◆ **What this task involves**: Lines that hold the word "Остаток" should be located and copied.

** Start Provided entries **

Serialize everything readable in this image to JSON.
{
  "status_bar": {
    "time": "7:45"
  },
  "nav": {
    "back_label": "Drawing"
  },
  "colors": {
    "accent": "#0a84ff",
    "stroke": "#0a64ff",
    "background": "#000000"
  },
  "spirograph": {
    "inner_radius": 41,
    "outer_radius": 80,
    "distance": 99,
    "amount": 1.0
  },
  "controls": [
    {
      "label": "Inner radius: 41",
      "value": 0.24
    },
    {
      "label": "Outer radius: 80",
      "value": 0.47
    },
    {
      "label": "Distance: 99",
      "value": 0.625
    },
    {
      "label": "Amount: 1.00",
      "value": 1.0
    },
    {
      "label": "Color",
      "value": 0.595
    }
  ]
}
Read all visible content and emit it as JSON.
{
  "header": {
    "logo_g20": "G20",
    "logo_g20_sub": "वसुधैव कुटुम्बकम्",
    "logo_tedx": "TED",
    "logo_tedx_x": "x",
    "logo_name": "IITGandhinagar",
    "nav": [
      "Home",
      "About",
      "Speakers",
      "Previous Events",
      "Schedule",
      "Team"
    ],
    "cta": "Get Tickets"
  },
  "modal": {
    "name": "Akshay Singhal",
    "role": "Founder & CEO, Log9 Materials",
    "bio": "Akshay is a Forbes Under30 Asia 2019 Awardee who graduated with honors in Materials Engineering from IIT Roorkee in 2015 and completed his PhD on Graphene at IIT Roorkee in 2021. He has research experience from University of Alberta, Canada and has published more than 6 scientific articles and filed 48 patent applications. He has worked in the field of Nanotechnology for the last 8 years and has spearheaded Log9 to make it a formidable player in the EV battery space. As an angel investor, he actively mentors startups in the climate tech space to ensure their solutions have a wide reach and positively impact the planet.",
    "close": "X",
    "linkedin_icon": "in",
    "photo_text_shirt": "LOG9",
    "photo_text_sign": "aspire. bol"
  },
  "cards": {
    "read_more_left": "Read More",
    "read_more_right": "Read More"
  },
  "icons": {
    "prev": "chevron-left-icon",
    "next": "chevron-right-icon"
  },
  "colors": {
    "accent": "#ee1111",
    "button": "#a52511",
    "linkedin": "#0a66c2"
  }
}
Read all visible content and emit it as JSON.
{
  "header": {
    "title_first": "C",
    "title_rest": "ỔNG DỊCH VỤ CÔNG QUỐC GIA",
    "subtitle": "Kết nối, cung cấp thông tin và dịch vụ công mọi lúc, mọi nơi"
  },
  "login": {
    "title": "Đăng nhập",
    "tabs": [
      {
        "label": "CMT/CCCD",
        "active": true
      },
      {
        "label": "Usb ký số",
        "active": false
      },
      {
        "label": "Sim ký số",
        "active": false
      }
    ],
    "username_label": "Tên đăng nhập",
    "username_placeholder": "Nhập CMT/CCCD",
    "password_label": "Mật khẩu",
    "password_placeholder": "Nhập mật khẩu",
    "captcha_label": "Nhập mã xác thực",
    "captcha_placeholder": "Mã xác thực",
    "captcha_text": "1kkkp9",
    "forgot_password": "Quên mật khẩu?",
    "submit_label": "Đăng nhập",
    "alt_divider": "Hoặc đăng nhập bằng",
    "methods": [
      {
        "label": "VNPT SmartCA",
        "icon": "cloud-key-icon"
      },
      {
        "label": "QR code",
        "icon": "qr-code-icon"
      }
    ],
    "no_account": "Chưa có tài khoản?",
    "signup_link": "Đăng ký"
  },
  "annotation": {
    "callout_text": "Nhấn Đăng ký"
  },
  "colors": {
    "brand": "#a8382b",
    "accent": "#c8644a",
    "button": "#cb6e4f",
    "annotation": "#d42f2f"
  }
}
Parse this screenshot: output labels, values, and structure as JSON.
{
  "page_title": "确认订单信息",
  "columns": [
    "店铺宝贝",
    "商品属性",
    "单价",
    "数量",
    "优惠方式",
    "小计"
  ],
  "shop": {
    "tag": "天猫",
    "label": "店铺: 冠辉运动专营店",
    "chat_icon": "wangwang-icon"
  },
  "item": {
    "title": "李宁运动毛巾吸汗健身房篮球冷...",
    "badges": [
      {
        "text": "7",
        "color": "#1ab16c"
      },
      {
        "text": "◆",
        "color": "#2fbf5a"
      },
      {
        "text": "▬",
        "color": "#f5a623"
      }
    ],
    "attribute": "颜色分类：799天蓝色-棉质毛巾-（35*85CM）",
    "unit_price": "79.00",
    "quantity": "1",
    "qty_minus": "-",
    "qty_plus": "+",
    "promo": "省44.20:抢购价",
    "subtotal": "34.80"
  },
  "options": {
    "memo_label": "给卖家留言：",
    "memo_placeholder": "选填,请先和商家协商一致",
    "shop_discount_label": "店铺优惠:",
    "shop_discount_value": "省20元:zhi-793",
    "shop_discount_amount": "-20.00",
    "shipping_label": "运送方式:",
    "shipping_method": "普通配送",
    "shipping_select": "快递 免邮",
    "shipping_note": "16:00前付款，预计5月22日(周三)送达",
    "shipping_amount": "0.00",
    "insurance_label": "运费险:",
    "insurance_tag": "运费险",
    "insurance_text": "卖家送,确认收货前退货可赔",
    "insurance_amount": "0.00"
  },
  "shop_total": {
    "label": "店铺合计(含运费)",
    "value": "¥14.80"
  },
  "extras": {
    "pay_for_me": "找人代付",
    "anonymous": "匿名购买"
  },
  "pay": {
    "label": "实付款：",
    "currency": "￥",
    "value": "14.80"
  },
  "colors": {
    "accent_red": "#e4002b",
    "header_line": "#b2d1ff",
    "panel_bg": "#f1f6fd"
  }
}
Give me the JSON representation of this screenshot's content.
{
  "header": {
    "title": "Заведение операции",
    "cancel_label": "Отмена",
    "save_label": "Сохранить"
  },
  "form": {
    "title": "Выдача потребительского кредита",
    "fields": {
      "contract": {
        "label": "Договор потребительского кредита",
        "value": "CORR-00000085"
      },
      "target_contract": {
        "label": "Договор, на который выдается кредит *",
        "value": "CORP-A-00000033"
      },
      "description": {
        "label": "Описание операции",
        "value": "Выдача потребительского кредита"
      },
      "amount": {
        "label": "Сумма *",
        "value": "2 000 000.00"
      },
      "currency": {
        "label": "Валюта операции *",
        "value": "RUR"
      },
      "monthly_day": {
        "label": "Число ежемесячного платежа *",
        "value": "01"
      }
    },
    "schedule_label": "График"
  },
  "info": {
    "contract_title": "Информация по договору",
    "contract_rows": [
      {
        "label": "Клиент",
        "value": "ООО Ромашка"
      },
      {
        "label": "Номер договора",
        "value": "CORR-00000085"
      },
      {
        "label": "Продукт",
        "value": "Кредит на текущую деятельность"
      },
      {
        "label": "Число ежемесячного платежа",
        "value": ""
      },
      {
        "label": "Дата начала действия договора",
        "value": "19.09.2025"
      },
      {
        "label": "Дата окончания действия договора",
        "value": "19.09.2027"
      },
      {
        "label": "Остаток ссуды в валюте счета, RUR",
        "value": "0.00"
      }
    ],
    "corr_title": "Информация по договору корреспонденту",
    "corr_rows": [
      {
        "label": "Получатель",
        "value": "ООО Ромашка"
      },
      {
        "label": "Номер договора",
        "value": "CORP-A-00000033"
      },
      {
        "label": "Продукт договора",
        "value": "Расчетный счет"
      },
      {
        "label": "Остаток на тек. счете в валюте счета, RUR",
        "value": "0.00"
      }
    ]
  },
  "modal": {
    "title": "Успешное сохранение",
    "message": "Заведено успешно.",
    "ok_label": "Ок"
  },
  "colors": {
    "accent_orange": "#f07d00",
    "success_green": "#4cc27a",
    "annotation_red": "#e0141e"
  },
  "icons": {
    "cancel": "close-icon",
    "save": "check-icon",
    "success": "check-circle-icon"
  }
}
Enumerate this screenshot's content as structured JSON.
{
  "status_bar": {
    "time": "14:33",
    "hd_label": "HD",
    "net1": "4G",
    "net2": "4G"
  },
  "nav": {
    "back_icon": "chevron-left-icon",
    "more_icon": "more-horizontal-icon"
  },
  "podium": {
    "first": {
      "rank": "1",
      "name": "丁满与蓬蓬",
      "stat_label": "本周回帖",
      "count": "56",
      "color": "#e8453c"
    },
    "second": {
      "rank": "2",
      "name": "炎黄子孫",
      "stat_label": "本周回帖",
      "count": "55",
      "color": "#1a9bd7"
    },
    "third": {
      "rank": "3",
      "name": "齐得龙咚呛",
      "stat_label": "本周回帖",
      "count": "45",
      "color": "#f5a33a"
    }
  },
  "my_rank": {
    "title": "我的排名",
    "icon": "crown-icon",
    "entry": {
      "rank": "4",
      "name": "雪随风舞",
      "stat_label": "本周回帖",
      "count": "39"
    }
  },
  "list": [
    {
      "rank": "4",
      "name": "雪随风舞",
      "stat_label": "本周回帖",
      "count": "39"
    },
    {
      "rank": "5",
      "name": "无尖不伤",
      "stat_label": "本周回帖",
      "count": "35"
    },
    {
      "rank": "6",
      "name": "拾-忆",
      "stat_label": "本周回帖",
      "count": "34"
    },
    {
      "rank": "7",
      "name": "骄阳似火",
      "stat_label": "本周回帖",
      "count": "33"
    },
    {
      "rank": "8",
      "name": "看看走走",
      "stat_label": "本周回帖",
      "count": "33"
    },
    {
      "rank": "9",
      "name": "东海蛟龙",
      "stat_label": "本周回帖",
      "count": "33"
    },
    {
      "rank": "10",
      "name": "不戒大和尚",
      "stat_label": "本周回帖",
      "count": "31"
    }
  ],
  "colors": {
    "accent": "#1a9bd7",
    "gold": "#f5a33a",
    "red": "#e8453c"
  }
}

** End Provided entries **

◆ **Result for this task**:
        "label": "Остаток ссуды в валюте счета, RUR",
        "label": "Остаток на тек. счете в валюте счета, RUR",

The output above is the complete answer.